| Aim of the exercise |
From the entries that follow, list every line in which the string "tdTomato" appears.

| Study material |

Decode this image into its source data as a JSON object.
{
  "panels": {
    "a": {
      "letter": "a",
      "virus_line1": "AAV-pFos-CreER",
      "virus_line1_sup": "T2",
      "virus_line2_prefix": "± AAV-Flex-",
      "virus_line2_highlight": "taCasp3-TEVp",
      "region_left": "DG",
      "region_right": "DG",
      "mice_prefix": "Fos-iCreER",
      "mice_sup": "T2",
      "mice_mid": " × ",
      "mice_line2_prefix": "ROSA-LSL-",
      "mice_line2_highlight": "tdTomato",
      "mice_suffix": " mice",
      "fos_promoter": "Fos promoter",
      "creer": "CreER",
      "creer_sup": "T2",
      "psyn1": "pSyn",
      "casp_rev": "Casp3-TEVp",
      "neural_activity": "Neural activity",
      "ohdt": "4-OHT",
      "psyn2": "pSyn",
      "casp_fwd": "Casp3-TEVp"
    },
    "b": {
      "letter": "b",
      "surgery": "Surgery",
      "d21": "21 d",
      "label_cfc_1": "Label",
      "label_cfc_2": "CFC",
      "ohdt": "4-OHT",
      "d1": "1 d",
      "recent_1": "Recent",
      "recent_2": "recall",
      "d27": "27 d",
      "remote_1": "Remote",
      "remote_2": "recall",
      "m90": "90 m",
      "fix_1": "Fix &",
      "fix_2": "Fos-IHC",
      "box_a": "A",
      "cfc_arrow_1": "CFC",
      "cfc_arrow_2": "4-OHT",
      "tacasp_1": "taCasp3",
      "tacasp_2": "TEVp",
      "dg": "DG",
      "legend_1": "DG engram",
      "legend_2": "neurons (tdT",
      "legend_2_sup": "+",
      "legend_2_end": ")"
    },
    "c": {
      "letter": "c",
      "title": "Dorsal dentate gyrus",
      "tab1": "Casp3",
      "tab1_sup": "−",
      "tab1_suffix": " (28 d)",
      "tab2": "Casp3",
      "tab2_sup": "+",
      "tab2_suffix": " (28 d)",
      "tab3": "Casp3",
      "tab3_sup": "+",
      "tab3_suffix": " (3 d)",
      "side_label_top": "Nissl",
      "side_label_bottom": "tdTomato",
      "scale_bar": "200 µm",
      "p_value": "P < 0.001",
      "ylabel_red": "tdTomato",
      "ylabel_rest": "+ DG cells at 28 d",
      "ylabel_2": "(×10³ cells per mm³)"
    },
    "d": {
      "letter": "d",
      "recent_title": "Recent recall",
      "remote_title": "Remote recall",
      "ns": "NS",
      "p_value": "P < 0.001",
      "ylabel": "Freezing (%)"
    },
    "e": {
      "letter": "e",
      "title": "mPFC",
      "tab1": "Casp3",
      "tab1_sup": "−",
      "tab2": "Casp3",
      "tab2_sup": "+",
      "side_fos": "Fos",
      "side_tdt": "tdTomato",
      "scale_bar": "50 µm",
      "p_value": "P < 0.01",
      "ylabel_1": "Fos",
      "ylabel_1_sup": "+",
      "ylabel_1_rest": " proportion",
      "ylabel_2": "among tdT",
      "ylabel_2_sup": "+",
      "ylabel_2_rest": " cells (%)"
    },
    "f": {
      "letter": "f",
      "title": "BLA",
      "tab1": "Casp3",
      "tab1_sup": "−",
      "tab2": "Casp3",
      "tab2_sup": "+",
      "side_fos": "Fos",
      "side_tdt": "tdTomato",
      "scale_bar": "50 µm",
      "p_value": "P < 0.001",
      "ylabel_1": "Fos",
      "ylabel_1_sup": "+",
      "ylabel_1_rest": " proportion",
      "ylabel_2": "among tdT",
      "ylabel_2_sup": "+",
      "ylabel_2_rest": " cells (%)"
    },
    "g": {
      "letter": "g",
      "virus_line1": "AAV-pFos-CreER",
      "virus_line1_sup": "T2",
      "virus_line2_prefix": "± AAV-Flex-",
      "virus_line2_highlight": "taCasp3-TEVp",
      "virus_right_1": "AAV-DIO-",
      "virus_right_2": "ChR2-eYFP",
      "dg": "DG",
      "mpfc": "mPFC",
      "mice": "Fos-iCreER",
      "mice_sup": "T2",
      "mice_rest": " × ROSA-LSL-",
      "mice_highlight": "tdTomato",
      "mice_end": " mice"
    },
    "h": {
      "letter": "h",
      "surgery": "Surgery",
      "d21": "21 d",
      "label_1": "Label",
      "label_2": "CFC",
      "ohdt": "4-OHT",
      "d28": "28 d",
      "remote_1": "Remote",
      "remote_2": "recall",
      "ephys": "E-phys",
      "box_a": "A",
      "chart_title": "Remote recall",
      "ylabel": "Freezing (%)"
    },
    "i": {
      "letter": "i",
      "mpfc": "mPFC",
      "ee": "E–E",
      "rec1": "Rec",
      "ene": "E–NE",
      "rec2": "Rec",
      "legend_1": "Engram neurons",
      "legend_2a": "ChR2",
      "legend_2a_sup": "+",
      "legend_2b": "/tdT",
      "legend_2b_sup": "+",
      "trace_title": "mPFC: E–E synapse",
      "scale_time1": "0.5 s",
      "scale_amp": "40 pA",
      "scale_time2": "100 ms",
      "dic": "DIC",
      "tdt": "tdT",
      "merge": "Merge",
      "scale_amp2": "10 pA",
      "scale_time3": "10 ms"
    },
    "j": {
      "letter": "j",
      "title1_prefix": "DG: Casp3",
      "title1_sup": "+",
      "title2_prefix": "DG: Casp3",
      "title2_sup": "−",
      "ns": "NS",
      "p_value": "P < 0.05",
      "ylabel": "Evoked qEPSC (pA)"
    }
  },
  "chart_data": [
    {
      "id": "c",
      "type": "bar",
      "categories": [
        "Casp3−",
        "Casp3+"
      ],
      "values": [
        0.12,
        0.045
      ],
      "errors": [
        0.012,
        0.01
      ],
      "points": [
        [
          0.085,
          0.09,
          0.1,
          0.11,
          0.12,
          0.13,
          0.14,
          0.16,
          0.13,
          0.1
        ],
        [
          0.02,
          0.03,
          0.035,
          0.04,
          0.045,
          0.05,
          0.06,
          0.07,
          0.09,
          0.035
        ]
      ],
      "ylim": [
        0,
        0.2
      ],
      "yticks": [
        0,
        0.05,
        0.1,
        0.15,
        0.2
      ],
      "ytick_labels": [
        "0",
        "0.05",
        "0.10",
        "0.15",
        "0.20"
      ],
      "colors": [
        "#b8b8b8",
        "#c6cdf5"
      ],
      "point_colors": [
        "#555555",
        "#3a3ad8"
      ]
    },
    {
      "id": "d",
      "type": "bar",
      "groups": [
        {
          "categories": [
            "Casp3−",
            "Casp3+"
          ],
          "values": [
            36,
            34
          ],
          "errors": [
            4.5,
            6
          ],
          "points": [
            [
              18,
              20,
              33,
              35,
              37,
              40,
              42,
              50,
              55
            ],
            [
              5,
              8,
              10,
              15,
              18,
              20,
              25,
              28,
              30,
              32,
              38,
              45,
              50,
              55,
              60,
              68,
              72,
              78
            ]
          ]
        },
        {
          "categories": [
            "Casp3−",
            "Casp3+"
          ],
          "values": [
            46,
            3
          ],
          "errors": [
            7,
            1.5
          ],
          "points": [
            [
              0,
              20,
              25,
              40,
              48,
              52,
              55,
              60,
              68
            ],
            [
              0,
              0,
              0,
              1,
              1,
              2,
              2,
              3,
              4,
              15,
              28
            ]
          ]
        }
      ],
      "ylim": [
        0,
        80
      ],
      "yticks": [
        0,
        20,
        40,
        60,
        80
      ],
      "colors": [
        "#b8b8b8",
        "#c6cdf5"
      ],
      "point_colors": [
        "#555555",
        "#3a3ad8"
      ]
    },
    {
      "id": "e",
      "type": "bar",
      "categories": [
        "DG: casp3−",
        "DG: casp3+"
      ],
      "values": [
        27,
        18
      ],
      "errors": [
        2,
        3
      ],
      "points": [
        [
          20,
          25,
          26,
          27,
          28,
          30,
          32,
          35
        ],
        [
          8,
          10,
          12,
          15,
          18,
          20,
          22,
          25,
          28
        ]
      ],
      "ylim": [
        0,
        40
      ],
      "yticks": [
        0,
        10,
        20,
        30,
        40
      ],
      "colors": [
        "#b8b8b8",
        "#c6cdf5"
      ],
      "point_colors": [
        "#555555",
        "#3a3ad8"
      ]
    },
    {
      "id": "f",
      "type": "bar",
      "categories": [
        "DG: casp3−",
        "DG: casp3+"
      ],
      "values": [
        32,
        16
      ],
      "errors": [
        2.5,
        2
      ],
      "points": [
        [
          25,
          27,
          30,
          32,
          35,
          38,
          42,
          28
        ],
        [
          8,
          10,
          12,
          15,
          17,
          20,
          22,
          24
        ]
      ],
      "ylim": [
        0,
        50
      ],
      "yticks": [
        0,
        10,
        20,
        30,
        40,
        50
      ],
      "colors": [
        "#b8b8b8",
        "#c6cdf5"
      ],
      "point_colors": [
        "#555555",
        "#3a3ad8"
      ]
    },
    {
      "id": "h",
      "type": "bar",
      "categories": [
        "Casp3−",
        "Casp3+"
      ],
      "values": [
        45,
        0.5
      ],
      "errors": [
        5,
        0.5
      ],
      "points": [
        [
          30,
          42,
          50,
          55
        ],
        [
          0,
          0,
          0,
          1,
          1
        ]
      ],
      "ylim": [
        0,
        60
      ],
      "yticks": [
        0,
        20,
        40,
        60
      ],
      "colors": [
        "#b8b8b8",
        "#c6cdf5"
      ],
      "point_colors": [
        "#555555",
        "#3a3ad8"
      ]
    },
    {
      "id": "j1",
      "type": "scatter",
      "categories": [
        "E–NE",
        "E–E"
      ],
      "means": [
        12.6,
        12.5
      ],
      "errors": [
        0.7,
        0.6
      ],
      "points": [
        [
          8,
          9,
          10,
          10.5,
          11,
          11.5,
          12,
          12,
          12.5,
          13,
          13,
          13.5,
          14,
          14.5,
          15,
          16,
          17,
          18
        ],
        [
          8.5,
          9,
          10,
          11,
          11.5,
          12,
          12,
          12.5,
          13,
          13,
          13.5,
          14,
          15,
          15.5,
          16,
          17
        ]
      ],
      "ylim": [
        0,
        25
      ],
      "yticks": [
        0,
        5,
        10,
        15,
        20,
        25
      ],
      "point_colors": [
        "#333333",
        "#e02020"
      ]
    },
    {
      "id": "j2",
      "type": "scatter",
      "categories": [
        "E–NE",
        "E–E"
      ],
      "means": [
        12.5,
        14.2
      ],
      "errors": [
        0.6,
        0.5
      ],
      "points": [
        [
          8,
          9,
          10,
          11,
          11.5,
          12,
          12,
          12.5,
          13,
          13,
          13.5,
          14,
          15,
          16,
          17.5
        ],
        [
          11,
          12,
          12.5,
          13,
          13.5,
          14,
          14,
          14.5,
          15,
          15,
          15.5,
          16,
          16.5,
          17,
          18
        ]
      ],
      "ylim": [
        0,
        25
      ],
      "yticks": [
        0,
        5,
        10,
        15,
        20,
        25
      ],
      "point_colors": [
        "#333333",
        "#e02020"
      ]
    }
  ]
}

| Solution to the exercise |
      "mice_line2_highlight": "tdTomato",
      "side_label_bottom": "tdTomato",
      "ylabel_red": "tdTomato",
      "side_tdt": "tdTomato",
      "side_tdt": "tdTomato",
      "mice_highlight": "tdTomato",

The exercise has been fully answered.